▶ **WHAT TO PRODUCE**: Pick out all lines of the entries that include the word "angolare" and copy them.

Data records
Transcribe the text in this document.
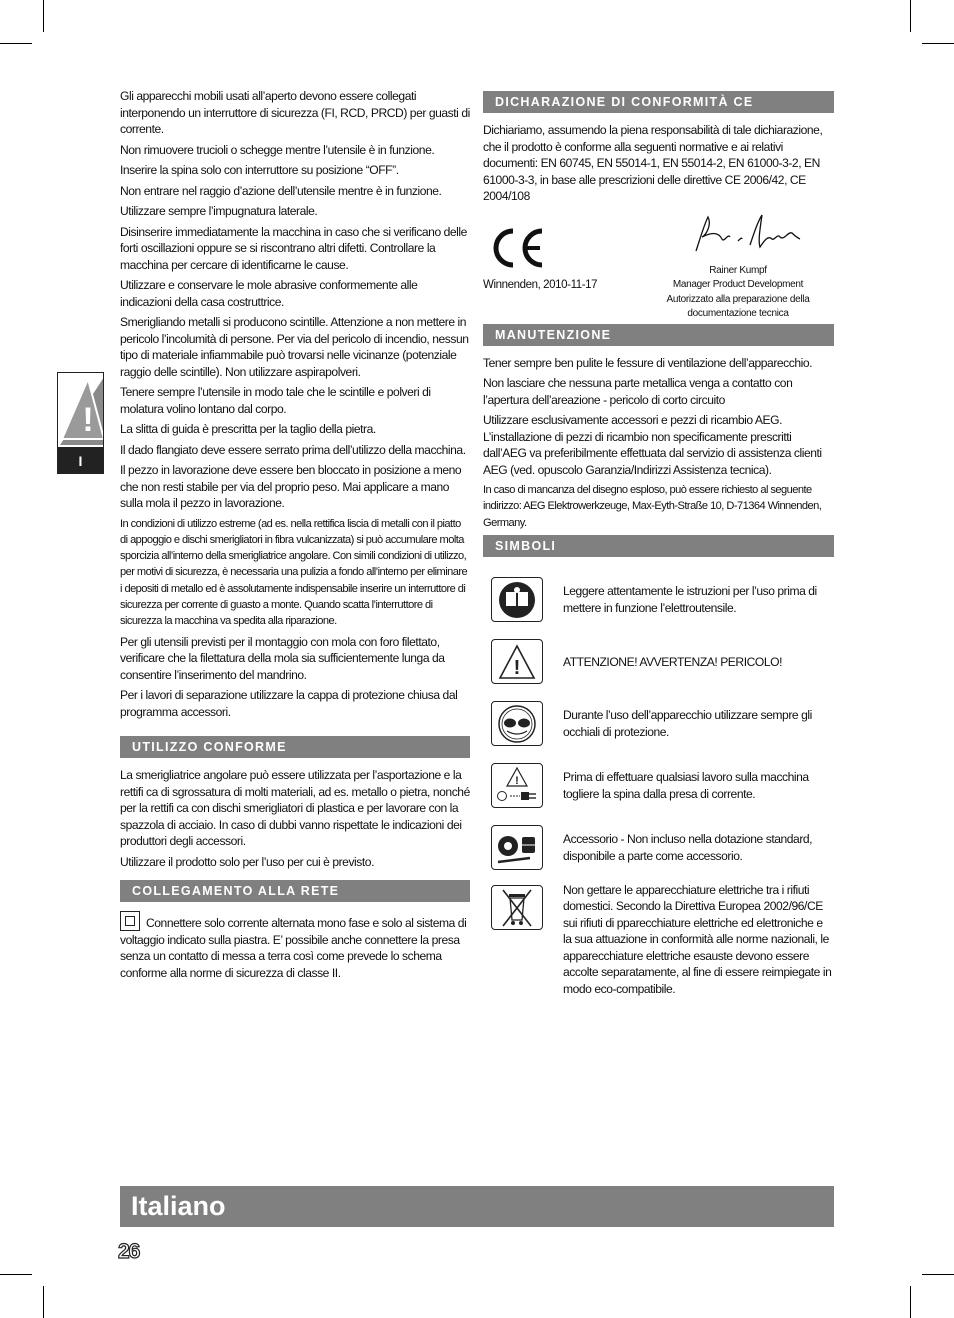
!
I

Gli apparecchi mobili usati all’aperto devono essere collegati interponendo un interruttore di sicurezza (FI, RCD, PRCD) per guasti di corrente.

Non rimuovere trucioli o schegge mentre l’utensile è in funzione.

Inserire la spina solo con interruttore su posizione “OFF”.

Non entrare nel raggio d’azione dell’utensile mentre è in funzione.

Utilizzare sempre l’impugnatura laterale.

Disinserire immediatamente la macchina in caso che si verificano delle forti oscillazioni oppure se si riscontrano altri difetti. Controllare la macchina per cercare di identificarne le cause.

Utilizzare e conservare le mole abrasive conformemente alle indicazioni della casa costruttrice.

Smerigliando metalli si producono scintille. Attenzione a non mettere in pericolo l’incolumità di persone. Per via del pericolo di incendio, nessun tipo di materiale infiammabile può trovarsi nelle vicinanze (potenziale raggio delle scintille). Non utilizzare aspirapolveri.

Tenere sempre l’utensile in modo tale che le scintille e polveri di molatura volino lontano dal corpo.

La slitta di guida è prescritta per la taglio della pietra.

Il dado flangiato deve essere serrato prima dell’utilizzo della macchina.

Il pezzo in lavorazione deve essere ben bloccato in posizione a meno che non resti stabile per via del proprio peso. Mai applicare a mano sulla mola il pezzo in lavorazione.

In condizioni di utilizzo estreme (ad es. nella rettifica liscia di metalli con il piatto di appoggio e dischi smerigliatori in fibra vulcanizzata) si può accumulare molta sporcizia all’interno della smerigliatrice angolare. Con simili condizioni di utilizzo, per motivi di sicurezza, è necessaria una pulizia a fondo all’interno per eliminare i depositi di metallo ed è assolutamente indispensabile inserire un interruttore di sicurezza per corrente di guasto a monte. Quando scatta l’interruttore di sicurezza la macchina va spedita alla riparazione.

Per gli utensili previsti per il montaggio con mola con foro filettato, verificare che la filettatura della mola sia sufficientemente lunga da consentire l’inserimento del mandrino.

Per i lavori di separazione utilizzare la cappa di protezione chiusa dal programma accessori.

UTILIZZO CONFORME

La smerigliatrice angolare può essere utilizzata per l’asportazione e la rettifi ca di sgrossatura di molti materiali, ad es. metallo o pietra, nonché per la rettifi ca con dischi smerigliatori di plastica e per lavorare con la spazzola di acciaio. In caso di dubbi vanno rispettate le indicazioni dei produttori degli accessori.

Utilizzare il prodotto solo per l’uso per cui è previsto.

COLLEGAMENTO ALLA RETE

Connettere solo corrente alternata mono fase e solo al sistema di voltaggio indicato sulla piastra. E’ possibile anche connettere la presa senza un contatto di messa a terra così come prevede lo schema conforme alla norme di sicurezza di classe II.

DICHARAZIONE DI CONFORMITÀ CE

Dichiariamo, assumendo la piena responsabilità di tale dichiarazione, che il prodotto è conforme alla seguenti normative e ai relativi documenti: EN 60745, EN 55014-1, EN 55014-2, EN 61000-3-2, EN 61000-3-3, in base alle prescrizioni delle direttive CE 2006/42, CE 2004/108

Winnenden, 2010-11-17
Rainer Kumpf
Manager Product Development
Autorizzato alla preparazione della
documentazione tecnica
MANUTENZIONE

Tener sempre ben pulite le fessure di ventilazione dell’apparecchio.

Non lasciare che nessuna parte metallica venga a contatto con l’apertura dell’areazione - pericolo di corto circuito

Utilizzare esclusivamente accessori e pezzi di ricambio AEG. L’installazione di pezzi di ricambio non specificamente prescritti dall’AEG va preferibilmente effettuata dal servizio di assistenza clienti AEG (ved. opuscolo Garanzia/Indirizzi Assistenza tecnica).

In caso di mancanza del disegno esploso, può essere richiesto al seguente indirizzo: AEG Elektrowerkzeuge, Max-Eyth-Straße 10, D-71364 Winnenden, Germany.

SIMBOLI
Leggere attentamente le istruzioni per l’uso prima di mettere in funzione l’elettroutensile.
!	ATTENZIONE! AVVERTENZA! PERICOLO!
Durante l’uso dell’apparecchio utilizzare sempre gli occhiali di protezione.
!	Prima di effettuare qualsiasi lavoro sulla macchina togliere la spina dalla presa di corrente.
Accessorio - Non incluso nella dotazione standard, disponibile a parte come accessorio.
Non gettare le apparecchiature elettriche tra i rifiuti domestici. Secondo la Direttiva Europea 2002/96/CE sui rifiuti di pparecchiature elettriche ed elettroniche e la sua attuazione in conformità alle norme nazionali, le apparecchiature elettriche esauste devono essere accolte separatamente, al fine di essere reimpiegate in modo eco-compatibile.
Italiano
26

* * *

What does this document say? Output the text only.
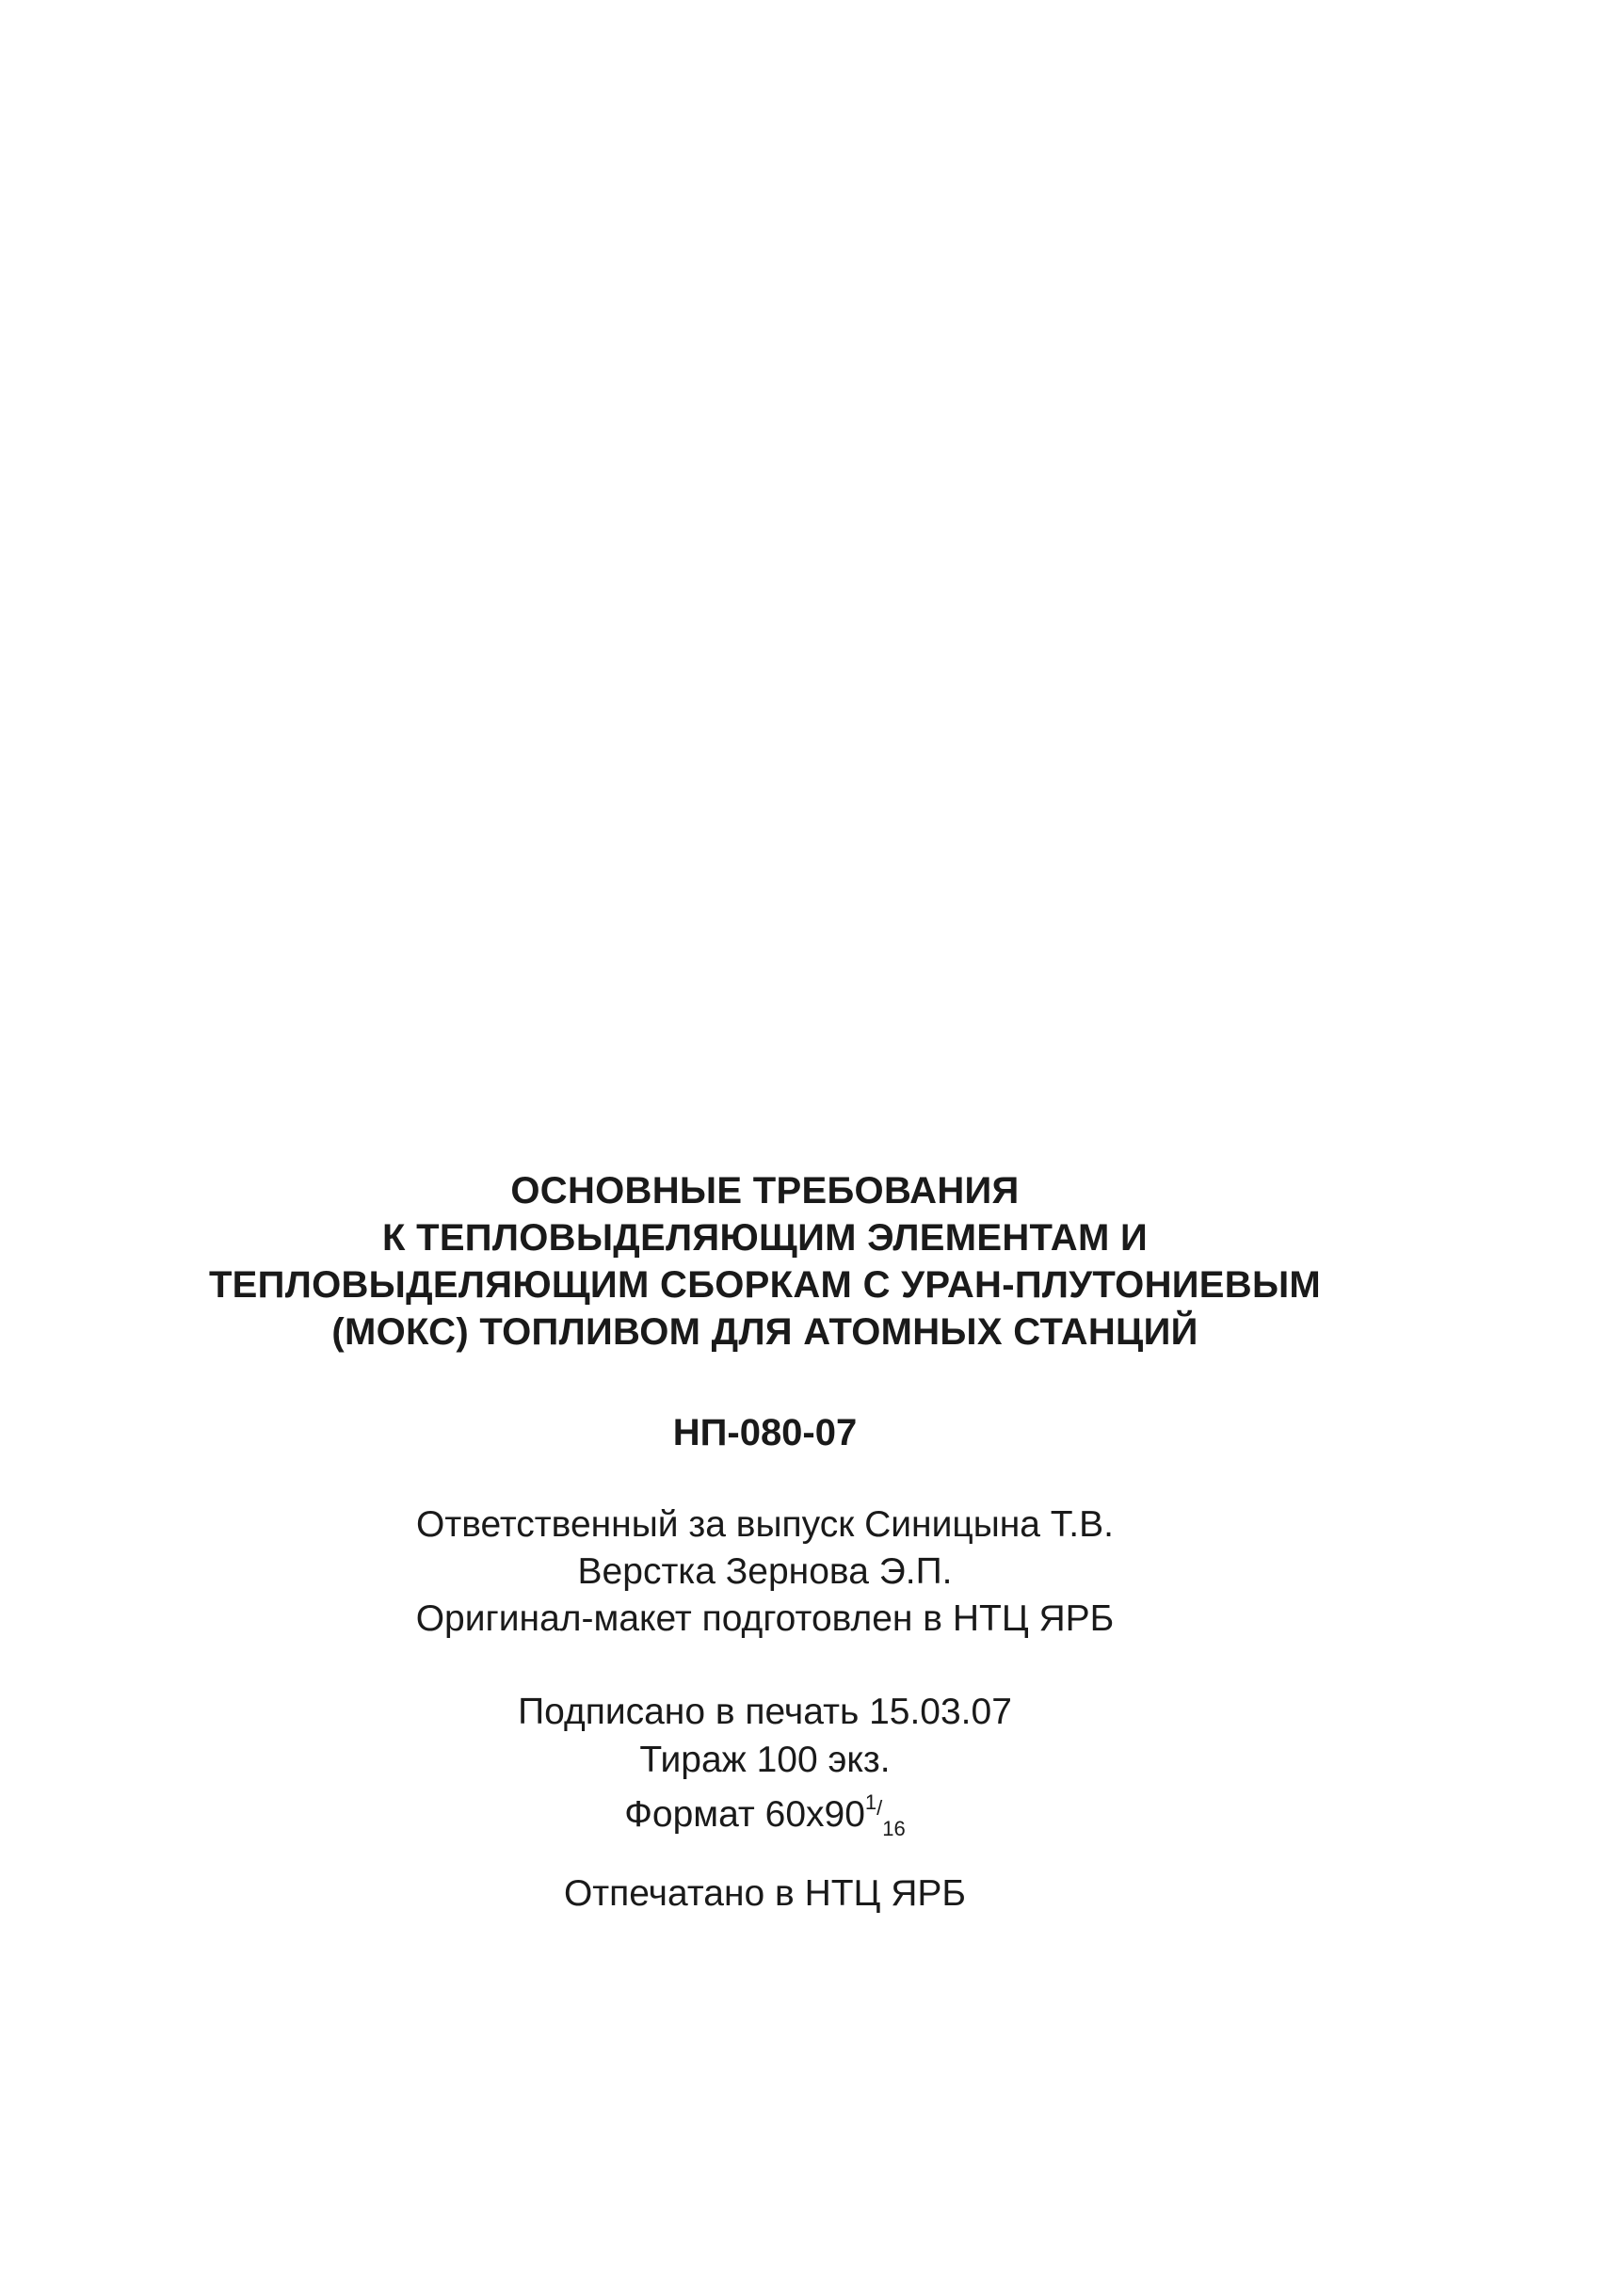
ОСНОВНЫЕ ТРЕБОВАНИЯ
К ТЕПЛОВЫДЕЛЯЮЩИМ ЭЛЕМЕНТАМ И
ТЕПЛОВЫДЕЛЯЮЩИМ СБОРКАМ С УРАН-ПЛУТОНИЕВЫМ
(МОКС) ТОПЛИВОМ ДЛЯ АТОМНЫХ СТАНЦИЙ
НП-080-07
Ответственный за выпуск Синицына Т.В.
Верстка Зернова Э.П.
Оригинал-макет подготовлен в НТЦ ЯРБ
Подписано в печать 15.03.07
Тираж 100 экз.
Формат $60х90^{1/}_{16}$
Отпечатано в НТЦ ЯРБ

▶ **EXERCISE RESULT**:
In condizioni di utilizzo estreme (ad es. nella rettifica liscia di metalli con il piatto di appoggio e dischi smerigliatori in fibra vulcanizzata) si può accumulare molta sporcizia all’interno della smerigliatrice angolare. Con simili condizioni di utilizzo, per motivi di sicurezza, è necessaria una pulizia a fondo all’interno per eliminare i depositi di metallo ed è assolutamente indispensabile inserire un interruttore di sicurezza per corrente di guasto a monte. Quando scatta l’interruttore di sicurezza la macchina va spedita alla riparazione.
La smerigliatrice angolare può essere utilizzata per l’asportazione e la rettifi ca di sgrossatura di molti materiali, ad es. metallo o pietra, nonché per la rettifi ca con dischi smerigliatori di plastica e per lavorare con la spazzola di acciaio. In caso di dubbi vanno rispettate le indicazioni dei produttori degli accessori.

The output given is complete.